▶ Input records:
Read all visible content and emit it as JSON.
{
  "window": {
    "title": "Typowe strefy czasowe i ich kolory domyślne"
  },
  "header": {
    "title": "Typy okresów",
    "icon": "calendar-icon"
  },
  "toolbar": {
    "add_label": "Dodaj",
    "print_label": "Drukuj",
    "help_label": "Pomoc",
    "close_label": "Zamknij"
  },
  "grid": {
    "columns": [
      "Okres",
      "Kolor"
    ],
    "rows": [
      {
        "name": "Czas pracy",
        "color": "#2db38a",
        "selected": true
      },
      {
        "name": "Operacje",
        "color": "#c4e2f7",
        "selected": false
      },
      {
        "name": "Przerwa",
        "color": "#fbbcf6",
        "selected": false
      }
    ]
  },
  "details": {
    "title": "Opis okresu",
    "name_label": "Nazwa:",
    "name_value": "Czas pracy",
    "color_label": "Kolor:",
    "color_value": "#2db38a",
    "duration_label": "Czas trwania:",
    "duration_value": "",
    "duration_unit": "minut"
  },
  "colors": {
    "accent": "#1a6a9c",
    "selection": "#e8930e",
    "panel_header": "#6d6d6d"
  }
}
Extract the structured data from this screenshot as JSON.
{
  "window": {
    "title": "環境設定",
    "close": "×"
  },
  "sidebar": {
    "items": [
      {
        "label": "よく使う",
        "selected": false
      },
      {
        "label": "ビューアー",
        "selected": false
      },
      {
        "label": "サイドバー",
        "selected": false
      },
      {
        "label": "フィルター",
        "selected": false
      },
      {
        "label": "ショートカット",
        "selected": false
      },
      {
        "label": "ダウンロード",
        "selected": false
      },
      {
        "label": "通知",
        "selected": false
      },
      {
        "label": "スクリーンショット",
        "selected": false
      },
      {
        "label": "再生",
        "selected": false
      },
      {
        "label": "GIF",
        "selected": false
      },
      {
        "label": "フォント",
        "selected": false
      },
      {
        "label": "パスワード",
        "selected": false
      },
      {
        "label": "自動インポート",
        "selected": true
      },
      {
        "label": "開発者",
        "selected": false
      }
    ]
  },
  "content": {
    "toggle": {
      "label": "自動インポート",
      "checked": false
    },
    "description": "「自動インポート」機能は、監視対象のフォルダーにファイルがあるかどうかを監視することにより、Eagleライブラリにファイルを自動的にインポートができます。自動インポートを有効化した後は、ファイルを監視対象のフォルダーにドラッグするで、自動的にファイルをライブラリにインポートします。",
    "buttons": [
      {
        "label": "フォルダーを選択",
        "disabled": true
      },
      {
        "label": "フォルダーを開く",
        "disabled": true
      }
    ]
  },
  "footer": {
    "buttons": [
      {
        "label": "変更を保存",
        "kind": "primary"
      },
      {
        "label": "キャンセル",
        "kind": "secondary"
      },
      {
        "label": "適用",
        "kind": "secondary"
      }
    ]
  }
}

▶ Task description: Above are some records. Print them all exactly.

▶ Exercise answer:
Read all visible content and emit it as JSON.
{
  "window": {
    "title": "Typowe strefy czasowe i ich kolory domyślne"
  },
  "header": {
    "title": "Typy okresów",
    "icon": "calendar-icon"
  },
  "toolbar": {
    "add_label": "Dodaj",
    "print_label": "Drukuj",
    "help_label": "Pomoc",
    "close_label": "Zamknij"
  },
  "grid": {
    "columns": [
      "Okres",
      "Kolor"
    ],
    "rows": [
      {
        "name": "Czas pracy",
        "color": "#2db38a",
        "selected": true
      },
      {
        "name": "Operacje",
        "color": "#c4e2f7",
        "selected": false
      },
      {
        "name": "Przerwa",
        "color": "#fbbcf6",
        "selected": false
      }
    ]
  },
  "details": {
    "title": "Opis okresu",
    "name_label": "Nazwa:",
    "name_value": "Czas pracy",
    "color_label": "Kolor:",
    "color_value": "#2db38a",
    "duration_label": "Czas trwania:",
    "duration_value": "",
    "duration_unit": "minut"
  },
  "colors": {
    "accent": "#1a6a9c",
    "selection": "#e8930e",
    "panel_header": "#6d6d6d"
  }
}
Extract the structured data from this screenshot as JSON.
{
  "window": {
    "title": "環境設定",
    "close": "×"
  },
  "sidebar": {
    "items": [
      {
        "label": "よく使う",
        "selected": false
      },
      {
        "label": "ビューアー",
        "selected": false
      },
      {
        "label": "サイドバー",
        "selected": false
      },
      {
        "label": "フィルター",
        "selected": false
      },
      {
        "label": "ショートカット",
        "selected": false
      },
      {
        "label": "ダウンロード",
        "selected": false
      },
      {
        "label": "通知",
        "selected": false
      },
      {
        "label": "スクリーンショット",
        "selected": false
      },
      {
        "label": "再生",
        "selected": false
      },
      {
        "label": "GIF",
        "selected": false
      },
      {
        "label": "フォント",
        "selected": false
      },
      {
        "label": "パスワード",
        "selected": false
      },
      {
        "label": "自動インポート",
        "selected": true
      },
      {
        "label": "開発者",
        "selected": false
      }
    ]
  },
  "content": {
    "toggle": {
      "label": "自動インポート",
      "checked": false
    },
    "description": "「自動インポート」機能は、監視対象のフォルダーにファイルがあるかどうかを監視することにより、Eagleライブラリにファイルを自動的にインポートができます。自動インポートを有効化した後は、ファイルを監視対象のフォルダーにドラッグするで、自動的にファイルをライブラリにインポートします。",
    "buttons": [
      {
        "label": "フォルダーを選択",
        "disabled": true
      },
      {
        "label": "フォルダーを開く",
        "disabled": true
      }
    ]
  },
  "footer": {
    "buttons": [
      {
        "label": "変更を保存",
        "kind": "primary"
      },
      {
        "label": "キャンセル",
        "kind": "secondary"
      },
      {
        "label": "適用",
        "kind": "secondary"
      }
    ]
  }
}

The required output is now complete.